Check each line of the material below for "JSON", then copy the ones that contain it.

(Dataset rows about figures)
*-*-*

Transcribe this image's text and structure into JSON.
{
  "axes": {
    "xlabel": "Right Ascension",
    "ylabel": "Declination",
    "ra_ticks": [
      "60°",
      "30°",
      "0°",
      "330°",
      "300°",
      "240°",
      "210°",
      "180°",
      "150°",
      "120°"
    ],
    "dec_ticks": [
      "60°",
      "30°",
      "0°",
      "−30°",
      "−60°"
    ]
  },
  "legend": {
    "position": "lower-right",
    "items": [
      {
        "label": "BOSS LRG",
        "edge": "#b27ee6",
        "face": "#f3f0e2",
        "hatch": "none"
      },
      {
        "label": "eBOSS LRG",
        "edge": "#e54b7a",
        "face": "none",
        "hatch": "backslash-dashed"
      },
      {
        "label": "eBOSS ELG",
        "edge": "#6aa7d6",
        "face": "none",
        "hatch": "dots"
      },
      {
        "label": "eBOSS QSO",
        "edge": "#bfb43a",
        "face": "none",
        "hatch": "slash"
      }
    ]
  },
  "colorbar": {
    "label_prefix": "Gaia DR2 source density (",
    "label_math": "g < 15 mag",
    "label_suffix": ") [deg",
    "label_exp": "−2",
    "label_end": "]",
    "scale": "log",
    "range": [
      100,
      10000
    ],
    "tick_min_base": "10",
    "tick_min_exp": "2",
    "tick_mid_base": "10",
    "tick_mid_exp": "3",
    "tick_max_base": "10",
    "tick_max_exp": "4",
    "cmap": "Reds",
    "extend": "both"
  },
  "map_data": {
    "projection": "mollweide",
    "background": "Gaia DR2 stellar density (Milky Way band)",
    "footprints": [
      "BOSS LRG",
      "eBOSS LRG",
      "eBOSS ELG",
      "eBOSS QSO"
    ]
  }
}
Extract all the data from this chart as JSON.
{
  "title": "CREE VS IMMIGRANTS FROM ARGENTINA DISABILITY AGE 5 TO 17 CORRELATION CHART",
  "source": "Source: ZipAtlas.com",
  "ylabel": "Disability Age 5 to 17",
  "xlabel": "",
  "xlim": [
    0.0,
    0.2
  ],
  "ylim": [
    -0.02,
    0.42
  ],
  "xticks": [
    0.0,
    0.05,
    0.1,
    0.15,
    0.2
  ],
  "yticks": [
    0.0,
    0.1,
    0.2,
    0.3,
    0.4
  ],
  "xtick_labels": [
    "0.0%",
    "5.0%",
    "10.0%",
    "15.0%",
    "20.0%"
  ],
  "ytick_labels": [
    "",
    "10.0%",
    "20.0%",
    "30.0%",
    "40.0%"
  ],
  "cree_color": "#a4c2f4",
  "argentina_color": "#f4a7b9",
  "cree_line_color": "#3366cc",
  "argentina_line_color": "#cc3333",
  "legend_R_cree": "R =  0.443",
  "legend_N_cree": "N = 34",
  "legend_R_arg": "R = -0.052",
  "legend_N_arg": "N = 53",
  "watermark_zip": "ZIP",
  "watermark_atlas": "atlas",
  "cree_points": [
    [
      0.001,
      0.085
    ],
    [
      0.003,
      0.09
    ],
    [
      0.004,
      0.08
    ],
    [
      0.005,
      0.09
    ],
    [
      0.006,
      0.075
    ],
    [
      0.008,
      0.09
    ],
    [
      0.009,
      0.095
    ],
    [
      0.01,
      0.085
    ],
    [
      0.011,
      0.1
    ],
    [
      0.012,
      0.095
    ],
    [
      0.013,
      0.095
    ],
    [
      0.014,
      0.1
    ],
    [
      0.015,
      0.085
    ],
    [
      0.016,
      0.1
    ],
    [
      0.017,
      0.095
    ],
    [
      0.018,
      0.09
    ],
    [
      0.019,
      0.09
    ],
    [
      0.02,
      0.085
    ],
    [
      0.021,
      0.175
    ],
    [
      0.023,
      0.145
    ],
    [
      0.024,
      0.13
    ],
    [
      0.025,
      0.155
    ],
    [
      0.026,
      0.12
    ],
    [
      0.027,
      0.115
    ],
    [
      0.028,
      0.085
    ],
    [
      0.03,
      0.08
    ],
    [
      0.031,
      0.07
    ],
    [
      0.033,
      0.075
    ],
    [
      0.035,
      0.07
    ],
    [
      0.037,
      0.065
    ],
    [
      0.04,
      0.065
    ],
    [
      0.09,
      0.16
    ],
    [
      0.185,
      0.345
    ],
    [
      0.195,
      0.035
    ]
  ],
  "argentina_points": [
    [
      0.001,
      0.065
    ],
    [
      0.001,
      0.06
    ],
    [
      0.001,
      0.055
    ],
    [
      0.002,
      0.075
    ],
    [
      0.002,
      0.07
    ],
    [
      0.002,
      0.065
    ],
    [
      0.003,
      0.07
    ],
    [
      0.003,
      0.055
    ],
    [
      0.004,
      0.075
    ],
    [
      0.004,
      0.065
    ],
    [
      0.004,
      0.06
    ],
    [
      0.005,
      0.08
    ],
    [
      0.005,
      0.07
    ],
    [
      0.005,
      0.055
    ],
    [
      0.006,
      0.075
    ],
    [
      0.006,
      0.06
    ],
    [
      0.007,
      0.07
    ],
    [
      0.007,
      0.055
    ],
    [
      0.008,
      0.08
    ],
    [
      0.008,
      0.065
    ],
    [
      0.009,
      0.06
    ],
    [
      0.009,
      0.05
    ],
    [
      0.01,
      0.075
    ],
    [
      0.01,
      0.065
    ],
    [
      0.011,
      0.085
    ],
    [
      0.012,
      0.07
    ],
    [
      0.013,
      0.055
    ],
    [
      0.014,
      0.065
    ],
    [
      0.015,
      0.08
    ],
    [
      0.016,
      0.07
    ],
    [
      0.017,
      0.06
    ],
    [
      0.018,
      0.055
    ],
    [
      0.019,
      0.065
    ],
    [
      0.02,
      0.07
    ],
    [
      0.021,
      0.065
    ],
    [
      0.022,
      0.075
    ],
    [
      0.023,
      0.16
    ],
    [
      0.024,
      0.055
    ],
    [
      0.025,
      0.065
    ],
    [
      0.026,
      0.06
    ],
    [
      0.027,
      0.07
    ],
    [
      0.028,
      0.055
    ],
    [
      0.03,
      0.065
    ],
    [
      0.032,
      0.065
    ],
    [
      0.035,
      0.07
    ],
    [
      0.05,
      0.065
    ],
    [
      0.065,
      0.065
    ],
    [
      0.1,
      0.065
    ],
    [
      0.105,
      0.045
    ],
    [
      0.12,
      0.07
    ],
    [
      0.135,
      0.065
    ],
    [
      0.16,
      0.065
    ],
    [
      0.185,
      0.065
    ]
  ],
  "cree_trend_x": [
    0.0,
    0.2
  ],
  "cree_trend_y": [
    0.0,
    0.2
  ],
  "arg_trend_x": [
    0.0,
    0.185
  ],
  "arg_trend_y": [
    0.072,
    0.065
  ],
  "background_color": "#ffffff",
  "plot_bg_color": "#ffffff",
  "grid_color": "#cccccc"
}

*-*-*

- EXPECTED ANSWER -
Transcribe this image's text and structure into JSON.
Extract all the data from this chart as JSON.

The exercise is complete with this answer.